--- TASK PROMPT ---
Print the records again, character for character.

— start of INFORMATION SHOWN —

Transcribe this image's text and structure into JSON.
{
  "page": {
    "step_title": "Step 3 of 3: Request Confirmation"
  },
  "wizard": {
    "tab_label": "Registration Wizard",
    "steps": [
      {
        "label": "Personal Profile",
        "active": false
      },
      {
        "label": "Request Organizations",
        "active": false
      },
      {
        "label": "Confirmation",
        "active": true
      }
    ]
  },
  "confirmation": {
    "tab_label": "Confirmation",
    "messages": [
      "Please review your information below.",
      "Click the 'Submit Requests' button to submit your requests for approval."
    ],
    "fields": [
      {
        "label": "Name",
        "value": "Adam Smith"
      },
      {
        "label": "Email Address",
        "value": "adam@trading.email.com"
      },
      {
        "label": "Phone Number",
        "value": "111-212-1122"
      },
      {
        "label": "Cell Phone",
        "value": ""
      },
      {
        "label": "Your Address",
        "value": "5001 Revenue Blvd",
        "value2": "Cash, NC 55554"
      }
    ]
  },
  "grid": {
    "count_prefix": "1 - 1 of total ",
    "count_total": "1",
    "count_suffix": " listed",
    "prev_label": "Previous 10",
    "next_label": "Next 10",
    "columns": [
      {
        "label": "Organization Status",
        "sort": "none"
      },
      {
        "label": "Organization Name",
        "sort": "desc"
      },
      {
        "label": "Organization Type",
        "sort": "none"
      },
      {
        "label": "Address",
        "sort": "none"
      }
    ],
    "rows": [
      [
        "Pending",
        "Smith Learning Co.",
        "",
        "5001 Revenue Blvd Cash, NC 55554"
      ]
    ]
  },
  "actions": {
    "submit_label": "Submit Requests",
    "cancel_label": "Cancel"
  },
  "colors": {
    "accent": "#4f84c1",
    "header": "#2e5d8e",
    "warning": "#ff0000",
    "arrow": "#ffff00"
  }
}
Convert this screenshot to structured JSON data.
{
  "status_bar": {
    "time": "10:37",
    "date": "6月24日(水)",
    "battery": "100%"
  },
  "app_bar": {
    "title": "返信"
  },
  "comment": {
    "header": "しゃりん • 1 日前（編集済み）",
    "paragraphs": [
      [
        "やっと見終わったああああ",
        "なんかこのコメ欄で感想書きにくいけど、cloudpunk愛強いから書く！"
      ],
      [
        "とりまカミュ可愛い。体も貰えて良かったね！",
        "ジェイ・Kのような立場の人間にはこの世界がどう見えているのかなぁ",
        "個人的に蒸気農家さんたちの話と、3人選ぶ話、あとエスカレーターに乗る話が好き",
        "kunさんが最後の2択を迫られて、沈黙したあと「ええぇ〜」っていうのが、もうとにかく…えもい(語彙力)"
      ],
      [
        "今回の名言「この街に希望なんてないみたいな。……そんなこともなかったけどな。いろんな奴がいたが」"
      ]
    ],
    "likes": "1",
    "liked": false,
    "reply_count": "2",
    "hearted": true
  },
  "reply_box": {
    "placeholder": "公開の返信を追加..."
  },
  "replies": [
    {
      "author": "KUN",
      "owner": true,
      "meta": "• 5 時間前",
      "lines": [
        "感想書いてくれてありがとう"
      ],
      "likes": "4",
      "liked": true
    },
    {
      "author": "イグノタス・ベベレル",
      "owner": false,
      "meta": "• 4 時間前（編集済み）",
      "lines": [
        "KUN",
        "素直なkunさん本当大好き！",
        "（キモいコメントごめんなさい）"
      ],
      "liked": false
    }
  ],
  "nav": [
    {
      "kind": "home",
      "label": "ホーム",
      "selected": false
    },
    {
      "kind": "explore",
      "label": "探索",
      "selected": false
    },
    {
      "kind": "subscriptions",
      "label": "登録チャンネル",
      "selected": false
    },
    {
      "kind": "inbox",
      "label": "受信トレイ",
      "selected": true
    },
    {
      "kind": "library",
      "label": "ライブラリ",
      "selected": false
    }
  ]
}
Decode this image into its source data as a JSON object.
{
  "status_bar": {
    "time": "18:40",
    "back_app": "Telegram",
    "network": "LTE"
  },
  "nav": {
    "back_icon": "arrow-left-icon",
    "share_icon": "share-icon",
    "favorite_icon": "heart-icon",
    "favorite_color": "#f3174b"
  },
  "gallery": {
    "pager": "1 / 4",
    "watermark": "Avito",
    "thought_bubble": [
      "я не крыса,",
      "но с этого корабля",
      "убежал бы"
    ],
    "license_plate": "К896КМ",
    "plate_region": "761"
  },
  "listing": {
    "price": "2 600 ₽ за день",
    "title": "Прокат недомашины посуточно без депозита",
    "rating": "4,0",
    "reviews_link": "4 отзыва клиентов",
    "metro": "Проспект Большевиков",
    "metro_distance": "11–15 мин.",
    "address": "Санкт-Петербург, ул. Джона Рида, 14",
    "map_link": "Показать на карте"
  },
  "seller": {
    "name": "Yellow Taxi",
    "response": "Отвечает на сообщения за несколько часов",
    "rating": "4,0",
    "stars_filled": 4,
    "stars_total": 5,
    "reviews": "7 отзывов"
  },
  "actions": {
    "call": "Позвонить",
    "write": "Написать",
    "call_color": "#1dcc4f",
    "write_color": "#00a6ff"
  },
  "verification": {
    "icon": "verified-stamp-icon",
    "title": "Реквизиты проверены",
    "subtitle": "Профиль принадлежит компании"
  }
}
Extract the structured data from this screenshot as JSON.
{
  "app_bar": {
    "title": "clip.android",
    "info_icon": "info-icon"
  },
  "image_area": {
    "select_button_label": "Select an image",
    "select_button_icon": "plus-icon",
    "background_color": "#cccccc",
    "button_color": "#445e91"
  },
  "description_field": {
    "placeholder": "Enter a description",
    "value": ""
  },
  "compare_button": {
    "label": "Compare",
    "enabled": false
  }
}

— end of INFORMATION SHOWN —

--- SOLUTION BELOW ---
Transcribe this image's text and structure into JSON.
{
  "page": {
    "step_title": "Step 3 of 3: Request Confirmation"
  },
  "wizard": {
    "tab_label": "Registration Wizard",
    "steps": [
      {
        "label": "Personal Profile",
        "active": false
      },
      {
        "label": "Request Organizations",
        "active": false
      },
      {
        "label": "Confirmation",
        "active": true
      }
    ]
  },
  "confirmation": {
    "tab_label": "Confirmation",
    "messages": [
      "Please review your information below.",
      "Click the 'Submit Requests' button to submit your requests for approval."
    ],
    "fields": [
      {
        "label": "Name",
        "value": "Adam Smith"
      },
      {
        "label": "Email Address",
        "value": "adam@trading.email.com"
      },
      {
        "label": "Phone Number",
        "value": "111-212-1122"
      },
      {
        "label": "Cell Phone",
        "value": ""
      },
      {
        "label": "Your Address",
        "value": "5001 Revenue Blvd",
        "value2": "Cash, NC 55554"
      }
    ]
  },
  "grid": {
    "count_prefix": "1 - 1 of total ",
    "count_total": "1",
    "count_suffix": " listed",
    "prev_label": "Previous 10",
    "next_label": "Next 10",
    "columns": [
      {
        "label": "Organization Status",
        "sort": "none"
      },
      {
        "label": "Organization Name",
        "sort": "desc"
      },
      {
        "label": "Organization Type",
        "sort": "none"
      },
      {
        "label": "Address",
        "sort": "none"
      }
    ],
    "rows": [
      [
        "Pending",
        "Smith Learning Co.",
        "",
        "5001 Revenue Blvd Cash, NC 55554"
      ]
    ]
  },
  "actions": {
    "submit_label": "Submit Requests",
    "cancel_label": "Cancel"
  },
  "colors": {
    "accent": "#4f84c1",
    "header": "#2e5d8e",
    "warning": "#ff0000",
    "arrow": "#ffff00"
  }
}
Convert this screenshot to structured JSON data.
{
  "status_bar": {
    "time": "10:37",
    "date": "6月24日(水)",
    "battery": "100%"
  },
  "app_bar": {
    "title": "返信"
  },
  "comment": {
    "header": "しゃりん • 1 日前（編集済み）",
    "paragraphs": [
      [
        "やっと見終わったああああ",
        "なんかこのコメ欄で感想書きにくいけど、cloudpunk愛強いから書く！"
      ],
      [
        "とりまカミュ可愛い。体も貰えて良かったね！",
        "ジェイ・Kのような立場の人間にはこの世界がどう見えているのかなぁ",
        "個人的に蒸気農家さんたちの話と、3人選ぶ話、あとエスカレーターに乗る話が好き",
        "kunさんが最後の2択を迫られて、沈黙したあと「ええぇ〜」っていうのが、もうとにかく…えもい(語彙力)"
      ],
      [
        "今回の名言「この街に希望なんてないみたいな。……そんなこともなかったけどな。いろんな奴がいたが」"
      ]
    ],
    "likes": "1",
    "liked": false,
    "reply_count": "2",
    "hearted": true
  },
  "reply_box": {
    "placeholder": "公開の返信を追加..."
  },
  "replies": [
    {
      "author": "KUN",
      "owner": true,
      "meta": "• 5 時間前",
      "lines": [
        "感想書いてくれてありがとう"
      ],
      "likes": "4",
      "liked": true
    },
    {
      "author": "イグノタス・ベベレル",
      "owner": false,
      "meta": "• 4 時間前（編集済み）",
      "lines": [
        "KUN",
        "素直なkunさん本当大好き！",
        "（キモいコメントごめんなさい）"
      ],
      "liked": false
    }
  ],
  "nav": [
    {
      "kind": "home",
      "label": "ホーム",
      "selected": false
    },
    {
      "kind": "explore",
      "label": "探索",
      "selected": false
    },
    {
      "kind": "subscriptions",
      "label": "登録チャンネル",
      "selected": false
    },
    {
      "kind": "inbox",
      "label": "受信トレイ",
      "selected": true
    },
    {
      "kind": "library",
      "label": "ライブラリ",
      "selected": false
    }
  ]
}
Decode this image into its source data as a JSON object.
{
  "status_bar": {
    "time": "18:40",
    "back_app": "Telegram",
    "network": "LTE"
  },
  "nav": {
    "back_icon": "arrow-left-icon",
    "share_icon": "share-icon",
    "favorite_icon": "heart-icon",
    "favorite_color": "#f3174b"
  },
  "gallery": {
    "pager": "1 / 4",
    "watermark": "Avito",
    "thought_bubble": [
      "я не крыса,",
      "но с этого корабля",
      "убежал бы"
    ],
    "license_plate": "К896КМ",
    "plate_region": "761"
  },
  "listing": {
    "price": "2 600 ₽ за день",
    "title": "Прокат недомашины посуточно без депозита",
    "rating": "4,0",
    "reviews_link": "4 отзыва клиентов",
    "metro": "Проспект Большевиков",
    "metro_distance": "11–15 мин.",
    "address": "Санкт-Петербург, ул. Джона Рида, 14",
    "map_link": "Показать на карте"
  },
  "seller": {
    "name": "Yellow Taxi",
    "response": "Отвечает на сообщения за несколько часов",
    "rating": "4,0",
    "stars_filled": 4,
    "stars_total": 5,
    "reviews": "7 отзывов"
  },
  "actions": {
    "call": "Позвонить",
    "write": "Написать",
    "call_color": "#1dcc4f",
    "write_color": "#00a6ff"
  },
  "verification": {
    "icon": "verified-stamp-icon",
    "title": "Реквизиты проверены",
    "subtitle": "Профиль принадлежит компании"
  }
}
Extract the structured data from this screenshot as JSON.
{
  "app_bar": {
    "title": "clip.android",
    "info_icon": "info-icon"
  },
  "image_area": {
    "select_button_label": "Select an image",
    "select_button_icon": "plus-icon",
    "background_color": "#cccccc",
    "button_color": "#445e91"
  },
  "description_field": {
    "placeholder": "Enter a description",
    "value": ""
  },
  "compare_button": {
    "label": "Compare",
    "enabled": false
  }
}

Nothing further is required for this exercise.